本文 ::
================================

抗不整脈薬は、Vaughan Williams分類によって作用機序でⅠ、Ⅱ、Ⅲ、Ⅳ群に分類されている。その中でⅡ群はアドレナリンβ受容体(特にβ1)を遮断することで抗不整脈作用を示す医薬品である。

Ⅱ群

Ⅱ群には以下のような医薬品があげられる。

・選択的β1受容体遮断薬

  • アセブトロール
  • アテノロール
  • ビソプロロール
  • メトプロロール

・非選択的β1受容体遮断薬

  • ピンドロール
  • ナドロール
  • プロプラノロール
  • ピンドロール

これらの医薬品は、アドレナリンβ1受容体を遮断することで抗不整脈作用を示す。

 

作用機序

Ⅱ群の医薬品には以下の作用があげられる。

  • 自動能及び刺激伝導速度の低下作用
  • 活動電位持続時間の延長作用
  • 活動電位の閾値上昇作用

自動能及び刺激伝導速度低下作用

アドレナリンβ1受容体を遮断することで、交感神経による心機能亢進作用を抑制する。

活動電位持続時間延長作用

アドレナリンβ1受容体を遮断することで、活動電位の持続時間や不応期を延長させる。

活動電位閾値上昇作用

アドレナリンβ1受容体を遮断することで、活動電位が発生する閾値が高くなることで、

異常な興奮を抑える。

================================

文書構造認識データ
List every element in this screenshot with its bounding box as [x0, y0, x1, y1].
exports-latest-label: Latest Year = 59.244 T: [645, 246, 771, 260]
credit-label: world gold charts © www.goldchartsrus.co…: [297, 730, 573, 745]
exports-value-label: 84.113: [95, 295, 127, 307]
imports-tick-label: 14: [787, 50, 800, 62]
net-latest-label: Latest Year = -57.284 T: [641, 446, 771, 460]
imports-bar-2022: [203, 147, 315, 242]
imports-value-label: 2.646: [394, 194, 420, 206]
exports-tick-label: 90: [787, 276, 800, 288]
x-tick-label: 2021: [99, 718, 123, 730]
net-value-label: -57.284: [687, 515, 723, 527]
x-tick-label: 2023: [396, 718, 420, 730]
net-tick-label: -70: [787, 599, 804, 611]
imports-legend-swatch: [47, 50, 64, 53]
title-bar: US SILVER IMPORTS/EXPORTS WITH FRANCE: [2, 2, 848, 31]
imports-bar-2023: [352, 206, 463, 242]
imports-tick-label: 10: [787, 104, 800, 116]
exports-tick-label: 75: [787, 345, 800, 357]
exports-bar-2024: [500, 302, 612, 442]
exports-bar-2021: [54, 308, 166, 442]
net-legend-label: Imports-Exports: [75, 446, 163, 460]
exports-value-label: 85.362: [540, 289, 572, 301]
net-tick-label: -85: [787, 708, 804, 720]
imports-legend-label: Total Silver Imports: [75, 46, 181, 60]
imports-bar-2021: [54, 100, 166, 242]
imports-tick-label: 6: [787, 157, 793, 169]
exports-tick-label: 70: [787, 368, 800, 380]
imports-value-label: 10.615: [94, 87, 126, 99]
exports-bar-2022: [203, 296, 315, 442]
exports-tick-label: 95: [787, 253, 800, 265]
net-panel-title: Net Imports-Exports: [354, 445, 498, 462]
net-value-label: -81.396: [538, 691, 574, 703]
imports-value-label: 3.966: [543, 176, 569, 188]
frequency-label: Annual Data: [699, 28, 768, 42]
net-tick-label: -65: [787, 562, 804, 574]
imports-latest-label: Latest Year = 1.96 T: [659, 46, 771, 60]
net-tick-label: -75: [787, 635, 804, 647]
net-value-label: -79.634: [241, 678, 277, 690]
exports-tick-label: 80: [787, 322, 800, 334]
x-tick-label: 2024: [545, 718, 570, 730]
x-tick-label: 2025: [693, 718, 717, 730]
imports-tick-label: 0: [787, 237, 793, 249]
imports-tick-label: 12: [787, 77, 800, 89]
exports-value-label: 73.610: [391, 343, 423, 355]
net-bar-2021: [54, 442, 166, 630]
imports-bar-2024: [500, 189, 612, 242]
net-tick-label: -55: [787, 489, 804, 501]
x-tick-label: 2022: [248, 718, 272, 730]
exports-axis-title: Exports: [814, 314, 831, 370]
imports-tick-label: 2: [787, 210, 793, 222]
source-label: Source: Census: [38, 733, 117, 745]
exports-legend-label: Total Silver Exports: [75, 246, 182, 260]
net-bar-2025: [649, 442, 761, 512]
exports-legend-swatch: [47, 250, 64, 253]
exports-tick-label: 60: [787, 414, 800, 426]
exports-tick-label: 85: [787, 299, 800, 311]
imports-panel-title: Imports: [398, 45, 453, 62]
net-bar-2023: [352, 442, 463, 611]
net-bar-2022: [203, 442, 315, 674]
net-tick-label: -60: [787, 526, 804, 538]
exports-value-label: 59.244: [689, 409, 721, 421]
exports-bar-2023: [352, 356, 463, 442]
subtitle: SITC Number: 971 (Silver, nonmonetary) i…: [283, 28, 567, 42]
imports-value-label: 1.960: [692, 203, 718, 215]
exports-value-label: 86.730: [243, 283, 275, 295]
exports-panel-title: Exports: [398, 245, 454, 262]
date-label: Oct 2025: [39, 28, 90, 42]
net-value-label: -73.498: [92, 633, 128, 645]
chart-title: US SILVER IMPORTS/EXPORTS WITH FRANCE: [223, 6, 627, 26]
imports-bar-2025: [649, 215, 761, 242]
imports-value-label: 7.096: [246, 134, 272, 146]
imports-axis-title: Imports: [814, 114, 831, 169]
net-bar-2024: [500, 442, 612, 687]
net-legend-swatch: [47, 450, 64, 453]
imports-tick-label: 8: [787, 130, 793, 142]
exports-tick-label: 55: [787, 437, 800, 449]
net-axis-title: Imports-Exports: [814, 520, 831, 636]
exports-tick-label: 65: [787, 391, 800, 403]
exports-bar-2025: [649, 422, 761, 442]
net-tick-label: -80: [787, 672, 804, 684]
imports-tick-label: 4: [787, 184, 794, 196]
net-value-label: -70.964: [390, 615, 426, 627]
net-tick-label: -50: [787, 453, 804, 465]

================================

やること ::
(a) 抗不整脈薬の文章を、「Ⅱ群の医薬品には以下の作用があげられる。」という言葉のあるところから始めて、「アドレナリンβ1受容体を遮断することで、活動電位の持続時間や不応期を延長させる。」のところまで書き写してください。
(b) 抗不整脈薬の文章では、Ⅱ群の医薬品は何を遮断することで抗不整脈作用を示すとされていますか。
(c) 抗不整脈薬の文章の続きを、最後の文のあとから書き進めてください。

答え ::
(a)
Ⅱ群の医薬品には以下の作用があげられる。

  • 自動能及び刺激伝導速度の低下作用
  • 活動電位持続時間の延長作用
  • 活動電位の閾値上昇作用

自動能及び刺激伝導速度低下作用

アドレナリンβ1受容体を遮断することで、交感神経による心機能亢進作用を抑制する。

活動電位持続時間延長作用

アドレナリンβ1受容体を遮断することで、活動電位の持続時間や不応期を延長させる。

(b) アドレナリンβ受容体(特にβ1)です。

(c)
 

適応

Ⅱ群の医薬品には適応として以下のものがあげられる。

  • 上室性及び心室性頻脈性不整脈

なお、このⅡ群の抗不整脈薬は特に交感神経興奮作用による不整脈に用いられる。

これ以外にビソプロロールは心室性期外収縮に適応がある。

特に高血圧や狭心症と合併した不整脈に適応がある。

 

副作用

Ⅱ群の医薬品の副作用としては以下のものがあげられる。

  • 徐脈
  • 房室ブロック

交感神経を抑制することにより、徐脈などの副作用を生じる。

 

禁忌

重篤なうっ血性心不全の患者さんや高度(Ⅱ度以上)の房室・洞房ブロックの患者さんには禁忌である。

また、・非選択的β1受容体遮断薬は、気管支のβ2受容体も遮断してしまうことから、気管支平滑筋を収縮させ、喘息を悪化させるため投与が禁忌となっている。